> **Excerpted records**
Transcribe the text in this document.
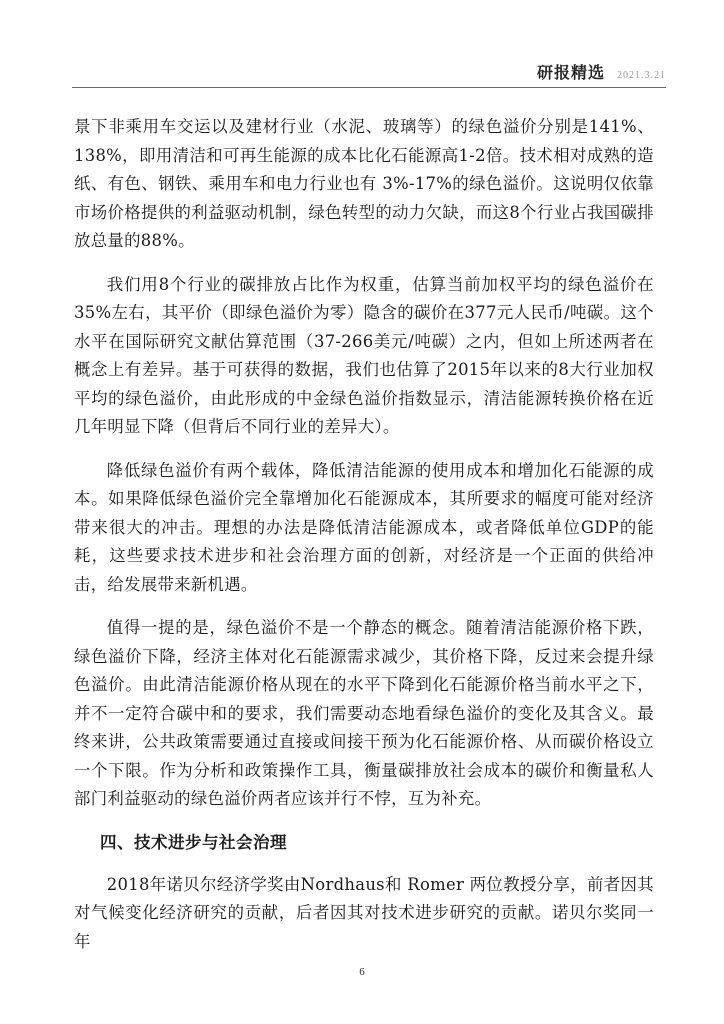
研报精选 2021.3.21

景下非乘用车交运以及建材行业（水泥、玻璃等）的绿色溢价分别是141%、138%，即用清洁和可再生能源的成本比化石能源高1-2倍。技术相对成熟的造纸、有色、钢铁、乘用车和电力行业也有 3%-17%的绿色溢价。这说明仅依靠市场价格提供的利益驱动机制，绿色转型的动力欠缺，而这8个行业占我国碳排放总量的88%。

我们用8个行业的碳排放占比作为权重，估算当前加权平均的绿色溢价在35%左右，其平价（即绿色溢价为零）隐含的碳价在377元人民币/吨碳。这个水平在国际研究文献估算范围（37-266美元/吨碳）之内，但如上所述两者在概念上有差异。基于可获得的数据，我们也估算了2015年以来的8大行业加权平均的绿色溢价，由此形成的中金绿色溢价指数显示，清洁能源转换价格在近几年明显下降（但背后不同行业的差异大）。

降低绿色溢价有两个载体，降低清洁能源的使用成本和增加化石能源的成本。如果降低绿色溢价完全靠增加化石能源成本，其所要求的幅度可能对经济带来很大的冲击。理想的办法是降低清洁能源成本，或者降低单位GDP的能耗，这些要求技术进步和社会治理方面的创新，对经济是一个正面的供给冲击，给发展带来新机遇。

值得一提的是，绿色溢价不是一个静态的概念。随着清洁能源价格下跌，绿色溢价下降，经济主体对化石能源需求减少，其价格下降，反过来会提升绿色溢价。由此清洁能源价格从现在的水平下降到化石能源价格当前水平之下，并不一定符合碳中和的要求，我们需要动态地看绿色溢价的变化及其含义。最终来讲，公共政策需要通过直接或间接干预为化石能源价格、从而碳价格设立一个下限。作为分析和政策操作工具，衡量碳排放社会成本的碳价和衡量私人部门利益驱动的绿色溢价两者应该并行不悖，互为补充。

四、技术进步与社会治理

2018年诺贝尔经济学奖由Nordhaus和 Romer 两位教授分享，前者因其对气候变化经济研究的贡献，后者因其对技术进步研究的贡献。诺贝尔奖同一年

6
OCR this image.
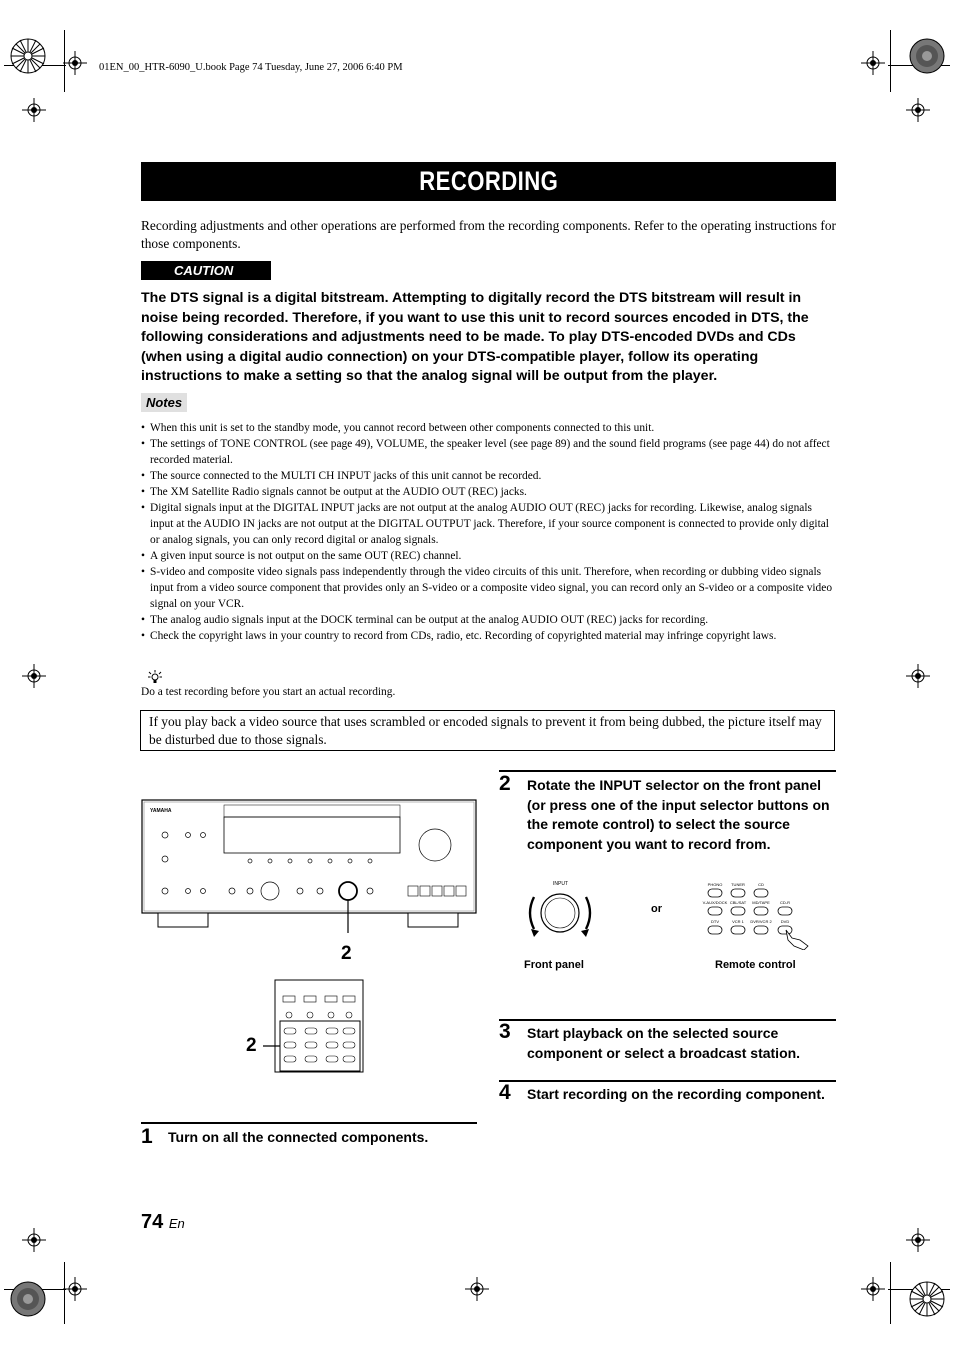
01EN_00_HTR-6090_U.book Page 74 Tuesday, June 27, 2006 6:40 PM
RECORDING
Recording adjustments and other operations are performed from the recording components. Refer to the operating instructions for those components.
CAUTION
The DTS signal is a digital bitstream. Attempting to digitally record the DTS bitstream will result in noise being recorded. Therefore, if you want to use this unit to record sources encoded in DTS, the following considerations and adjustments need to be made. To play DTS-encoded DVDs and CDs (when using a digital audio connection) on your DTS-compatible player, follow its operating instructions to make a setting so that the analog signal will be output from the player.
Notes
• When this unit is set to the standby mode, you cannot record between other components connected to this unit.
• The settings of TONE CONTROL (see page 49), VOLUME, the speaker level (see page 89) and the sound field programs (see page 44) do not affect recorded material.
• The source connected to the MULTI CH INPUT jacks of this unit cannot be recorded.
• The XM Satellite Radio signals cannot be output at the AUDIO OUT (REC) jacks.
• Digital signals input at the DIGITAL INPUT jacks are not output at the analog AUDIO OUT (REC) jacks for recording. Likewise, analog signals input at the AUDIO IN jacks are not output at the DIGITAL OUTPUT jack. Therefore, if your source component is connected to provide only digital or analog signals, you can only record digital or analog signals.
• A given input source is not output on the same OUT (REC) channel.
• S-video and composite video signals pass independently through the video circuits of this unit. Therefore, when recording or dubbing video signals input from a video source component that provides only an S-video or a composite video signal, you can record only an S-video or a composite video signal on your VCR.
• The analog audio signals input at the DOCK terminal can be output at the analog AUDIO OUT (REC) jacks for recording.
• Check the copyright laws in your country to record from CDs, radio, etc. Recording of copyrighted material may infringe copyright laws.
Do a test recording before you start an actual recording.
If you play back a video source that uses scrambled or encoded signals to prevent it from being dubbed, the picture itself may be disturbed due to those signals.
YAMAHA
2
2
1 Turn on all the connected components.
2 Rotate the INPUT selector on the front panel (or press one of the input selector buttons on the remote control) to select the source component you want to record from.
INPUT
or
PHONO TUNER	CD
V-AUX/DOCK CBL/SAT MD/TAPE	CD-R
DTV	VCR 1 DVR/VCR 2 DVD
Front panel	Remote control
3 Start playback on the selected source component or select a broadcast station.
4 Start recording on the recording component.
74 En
==
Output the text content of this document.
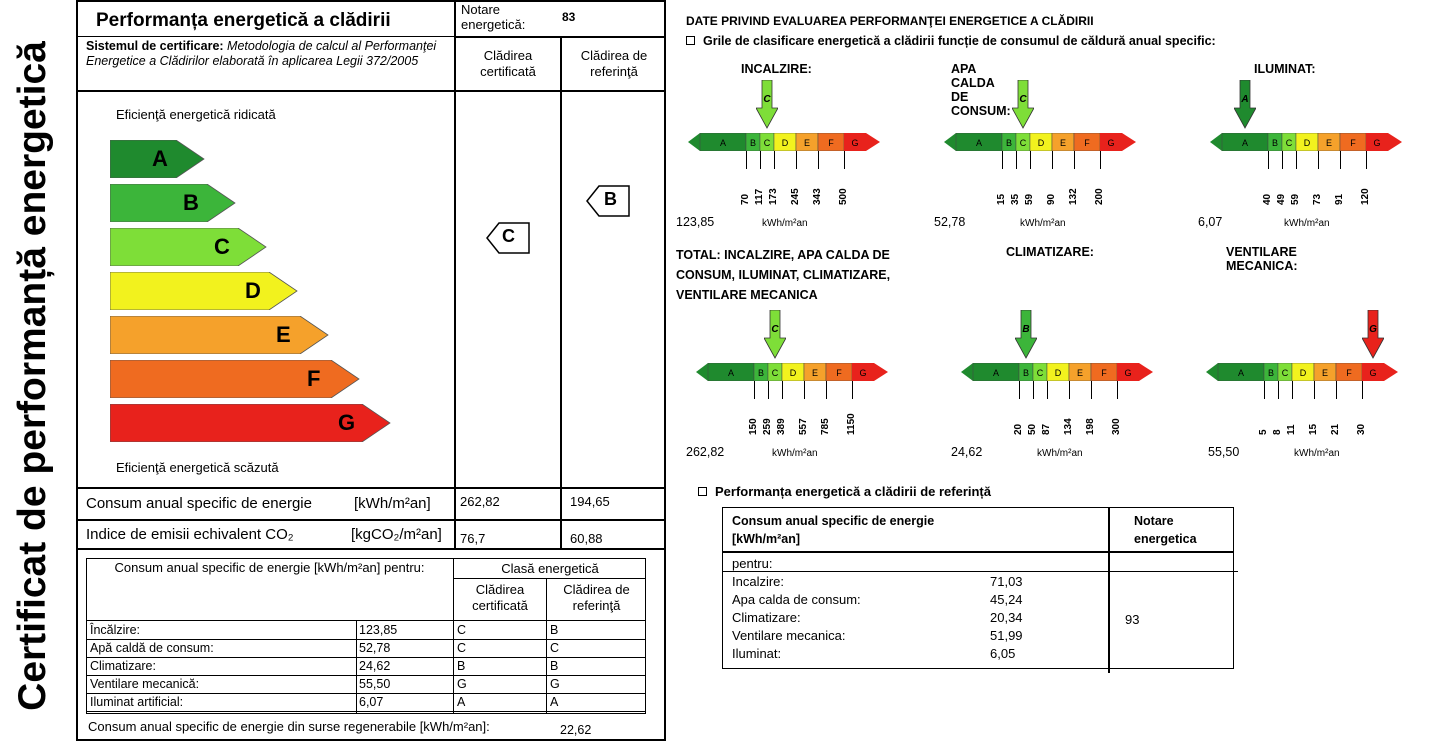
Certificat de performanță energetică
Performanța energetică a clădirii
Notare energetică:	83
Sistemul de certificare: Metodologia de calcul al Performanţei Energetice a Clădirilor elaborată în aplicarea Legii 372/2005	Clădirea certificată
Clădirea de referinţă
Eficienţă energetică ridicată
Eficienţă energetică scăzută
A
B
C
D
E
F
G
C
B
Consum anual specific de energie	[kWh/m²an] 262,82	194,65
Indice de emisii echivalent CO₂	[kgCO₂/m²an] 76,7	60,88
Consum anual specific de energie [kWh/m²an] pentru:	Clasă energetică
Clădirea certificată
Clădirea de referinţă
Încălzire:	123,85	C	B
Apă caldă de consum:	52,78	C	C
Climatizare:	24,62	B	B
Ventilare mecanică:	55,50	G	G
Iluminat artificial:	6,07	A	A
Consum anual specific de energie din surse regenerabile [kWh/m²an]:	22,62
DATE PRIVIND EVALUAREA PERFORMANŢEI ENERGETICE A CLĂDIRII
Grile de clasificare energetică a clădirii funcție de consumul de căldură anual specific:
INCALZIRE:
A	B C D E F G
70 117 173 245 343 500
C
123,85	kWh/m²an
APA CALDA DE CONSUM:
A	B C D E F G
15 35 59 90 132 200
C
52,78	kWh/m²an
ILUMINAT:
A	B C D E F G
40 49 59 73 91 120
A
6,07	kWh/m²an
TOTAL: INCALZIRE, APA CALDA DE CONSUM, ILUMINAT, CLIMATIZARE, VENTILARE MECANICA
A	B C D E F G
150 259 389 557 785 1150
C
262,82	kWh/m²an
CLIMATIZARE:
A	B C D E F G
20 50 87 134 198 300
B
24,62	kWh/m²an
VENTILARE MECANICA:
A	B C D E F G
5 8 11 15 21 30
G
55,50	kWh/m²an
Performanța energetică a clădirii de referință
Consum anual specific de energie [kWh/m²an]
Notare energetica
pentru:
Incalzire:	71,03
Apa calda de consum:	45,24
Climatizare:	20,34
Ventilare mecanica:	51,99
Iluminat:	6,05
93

> **What is asked**
Whenever "specific" turns up in a line, pick that line out.

> **Worked answer**
Consum anual specific de energie	[kWh/m²an] 262,82	194,65
Consum anual specific de energie [kWh/m²an] pentru:	Clasă energetică
Consum anual specific de energie din surse regenerabile [kWh/m²an]:	22,62
Grile de clasificare energetică a clădirii funcție de consumul de căldură anual specific:
Consum anual specific de energie [kWh/m²an]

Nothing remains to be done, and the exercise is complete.